課題の指示
a - 小泉氏についての文章を読んで、次の(i)〜(iii)が文章と合っているか、それぞれ「はい」か「いいえ」で答えてください。決め手になった文章の言葉もそのまま引用してください。(i) 相模の小泉という人は町奉行を務めた。(ii) 成田家分限帳にある小泉将監は二十貫文とされている。(iii) 都筑郡の小泉氏は、先祖を帯刀という。
b - 一覧のうち、「note-box: Note: This」を含む行で始まり、「sep: , xyxy=(760,306,772,327)」を含む行で終わる部分を、一字も変えずに返してください。最初と最後の行も含めます。

10,相模の小泉氏 − − 相州兵乱記に「去るほどに、相州 小田原守護の政道、私なく民を

       撫でしかば、近国、他国の人民、懐かしき家を移し、津々浦々の町民、職人、西国、

       北国より群れ来る。昔の鎌倉もいかでこれ程あらんやと、覚ゆる計に見えける。

       小泉と云う人、町奉行を承る。賞罰厳重にして、人の堪否を知り、理非分明にして、

       物の奸直を糺しければ、人の歎きもなかりける」とあり。

11,武蔵の小泉氏 大里郡小泉村より起こりしか。成田家分限帳に「十五貫文

       小泉将監」と云う人あり。

       又、東路土産に「鉢形を経ちて、須加谷と云う所に小泉掃部助の宿所に逗留云々」

       とあり。今も当所より上州に至るに、小川鉢形と、人馬を次ぎて順路なれば、

       この書に載せたる小泉の宿所も当所のことなるべし(新編風土記)。

       又、都筑郡の小泉氏(池辺村)は、先祖を帯刀と云う。北条分国の頃、

       代官を勤めしと云えり。後 秀吉 小田原攻めの時、近郷へ与えるところ

       の制札一通を蔵せりと。

データセットの項目
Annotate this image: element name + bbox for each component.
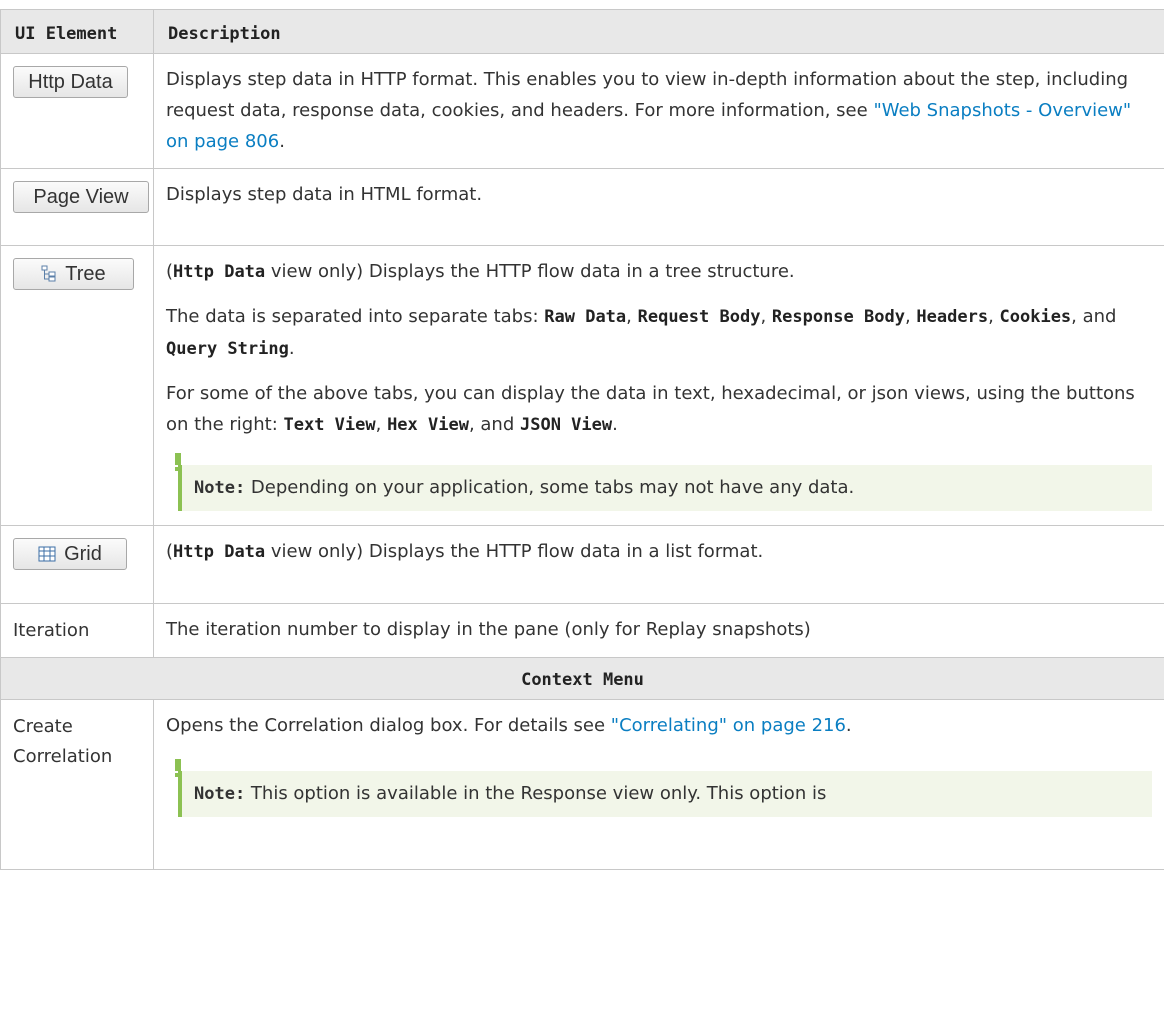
note-box: Note: This option is available in the Re… xyxy=(175,759,1152,817)
ui-element-cell: Http Data xyxy=(0,53,154,169)
grid-desc-text: view only) Displays the HTTP flow data i… xyxy=(265,541,764,562)
section-title-context-menu: Context Menu xyxy=(0,657,1164,700)
iteration-desc: The iteration number to display in the p… xyxy=(153,603,1164,658)
page-view-button[interactable]: Page View xyxy=(13,181,149,213)
label-line2: Correlation xyxy=(13,746,113,767)
ui-element-iteration: Iteration xyxy=(0,603,154,658)
tab-response-body: Response Body xyxy=(771,307,905,327)
description-cell: Opens the Correlation dialog box. For de… xyxy=(153,699,1164,870)
tabs-intro: The data is separated into separate tabs… xyxy=(166,306,545,327)
note-label: Note: xyxy=(194,478,246,498)
open-paren: ( xyxy=(166,261,174,282)
grid-button[interactable]: Grid xyxy=(13,538,127,570)
grid-icon xyxy=(38,546,56,562)
ui-element-cell: Page View xyxy=(0,168,154,246)
grid-button-label: Grid xyxy=(64,542,102,565)
page-view-button-label: Page View xyxy=(33,185,129,208)
note-text: This option is available in the Response… xyxy=(245,783,827,804)
tab-request-body: Request Body xyxy=(637,307,761,327)
exclamation-icon xyxy=(175,759,181,777)
note-label: Note: xyxy=(194,784,246,804)
page-view-desc: Displays step data in HTML format. xyxy=(166,184,483,205)
text-view-bold: Text View xyxy=(283,415,376,435)
sep: , xyxy=(904,306,917,327)
sep: , xyxy=(760,306,772,327)
ui-elements-table: UI Element Description Http Data Display… xyxy=(0,9,1164,870)
table-row: Grid (Http Data view only) Displays the … xyxy=(0,525,1164,604)
tree-button[interactable]: Tree xyxy=(13,258,134,290)
ui-element-create-correlation: Create Correlation xyxy=(0,699,154,870)
description-cell: (Http Data view only) Displays the HTTP … xyxy=(153,245,1164,526)
note-box: Note: Depending on your application, som… xyxy=(175,453,1152,511)
tab-headers: Headers xyxy=(916,307,989,327)
label-line1: Create xyxy=(13,716,73,737)
correlation-desc: Opens the Correlation dialog box. For de… xyxy=(166,715,611,736)
sep: , xyxy=(375,414,388,435)
tree-desc-p2: The data is separated into separate tabs… xyxy=(166,301,1152,365)
table-header-row: UI Element Description xyxy=(0,9,1164,54)
section-row: Context Menu xyxy=(0,657,1164,700)
table-row: Http Data Displays step data in HTTP for… xyxy=(0,53,1164,169)
sep: , xyxy=(626,306,638,327)
header-description: Description xyxy=(153,9,1164,54)
http-data-bold: Http Data xyxy=(173,262,266,282)
correlating-link[interactable]: "Correlating" on page 216 xyxy=(611,715,846,736)
tree-desc-text: view only) Displays the HTTP flow data i… xyxy=(265,261,795,282)
tree-icon xyxy=(41,265,57,283)
hex-view-bold: Hex View xyxy=(387,415,469,435)
tab-cookies: Cookies xyxy=(999,307,1072,327)
http-data-button-label: Http Data xyxy=(28,70,113,93)
period: . xyxy=(612,414,618,435)
tree-desc-p1: (Http Data view only) Displays the HTTP … xyxy=(166,256,1152,288)
ui-element-cell: Grid xyxy=(0,525,154,604)
header-ui-element: UI Element xyxy=(0,9,154,54)
http-data-bold: Http Data xyxy=(173,542,266,562)
sep: , and xyxy=(1071,306,1117,327)
tab-query-string: Query String xyxy=(166,339,289,359)
table-row: Iteration The iteration number to displa… xyxy=(0,603,1164,658)
description-cell: Displays step data in HTML format. xyxy=(153,168,1164,246)
json-view-bold: JSON View xyxy=(519,415,613,435)
sep: , and xyxy=(468,414,520,435)
period: . xyxy=(845,715,852,736)
table-row: Page View Displays step data in HTML for… xyxy=(0,168,1164,246)
http-data-button[interactable]: Http Data xyxy=(13,66,128,98)
tree-desc-p3: For some of the above tabs, you can disp… xyxy=(166,378,1152,441)
tree-button-label: Tree xyxy=(65,262,106,285)
sep: , xyxy=(988,306,1000,327)
description-cell: Displays step data in HTTP format. This … xyxy=(153,53,1164,169)
table-row: Create Correlation Opens the Correlation… xyxy=(0,699,1164,870)
description-cell: (Http Data view only) Displays the HTTP … xyxy=(153,525,1164,604)
period: . xyxy=(288,338,295,359)
exclamation-icon xyxy=(175,453,181,471)
tab-raw-data: Raw Data xyxy=(544,307,627,327)
table-row: Tree (Http Data view only) Displays the … xyxy=(0,245,1164,526)
ui-element-cell: Tree xyxy=(0,245,154,526)
open-paren: ( xyxy=(166,541,174,562)
note-text: Depending on your application, some tabs… xyxy=(245,477,855,498)
period: . xyxy=(279,131,285,152)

各課題の答え
a -
(i) はい:「小泉と云う人、町奉行を承る。」
(ii) いいえ:「十五貫文」
(iii) はい:「先祖を帯刀と云う」

b -
note-box: Note: This option is available in the Re… xyxy=(175,759,1152,817)
ui-element-cell: Http Data xyxy=(0,53,154,169)
grid-desc-text: view only) Displays the HTTP flow data i… xyxy=(265,541,764,562)
section-title-context-menu: Context Menu xyxy=(0,657,1164,700)
iteration-desc: The iteration number to display in the p… xyxy=(153,603,1164,658)
page-view-button[interactable]: Page View xyxy=(13,181,149,213)
label-line2: Correlation xyxy=(13,746,113,767)
ui-element-iteration: Iteration xyxy=(0,603,154,658)
tab-response-body: Response Body xyxy=(771,307,905,327)
description-cell: Opens the Correlation dialog box. For de… xyxy=(153,699,1164,870)
tabs-intro: The data is separated into separate tabs… xyxy=(166,306,545,327)
note-label: Note: xyxy=(194,478,246,498)
open-paren: ( xyxy=(166,261,174,282)
grid-button[interactable]: Grid xyxy=(13,538,127,570)
grid-icon xyxy=(38,546,56,562)
ui-element-cell: Page View xyxy=(0,168,154,246)
grid-button-label: Grid xyxy=(64,542,102,565)
page-view-button-label: Page View xyxy=(33,185,129,208)
note-text: This option is available in the Response… xyxy=(245,783,827,804)
tab-request-body: Request Body xyxy=(637,307,761,327)
exclamation-icon xyxy=(175,759,181,777)
note-label: Note: xyxy=(194,784,246,804)
page-view-desc: Displays step data in HTML format. xyxy=(166,184,483,205)
text-view-bold: Text View xyxy=(283,415,376,435)
sep: , xyxy=(904,306,917,327)
sep: , xyxy=(760,306,772,327)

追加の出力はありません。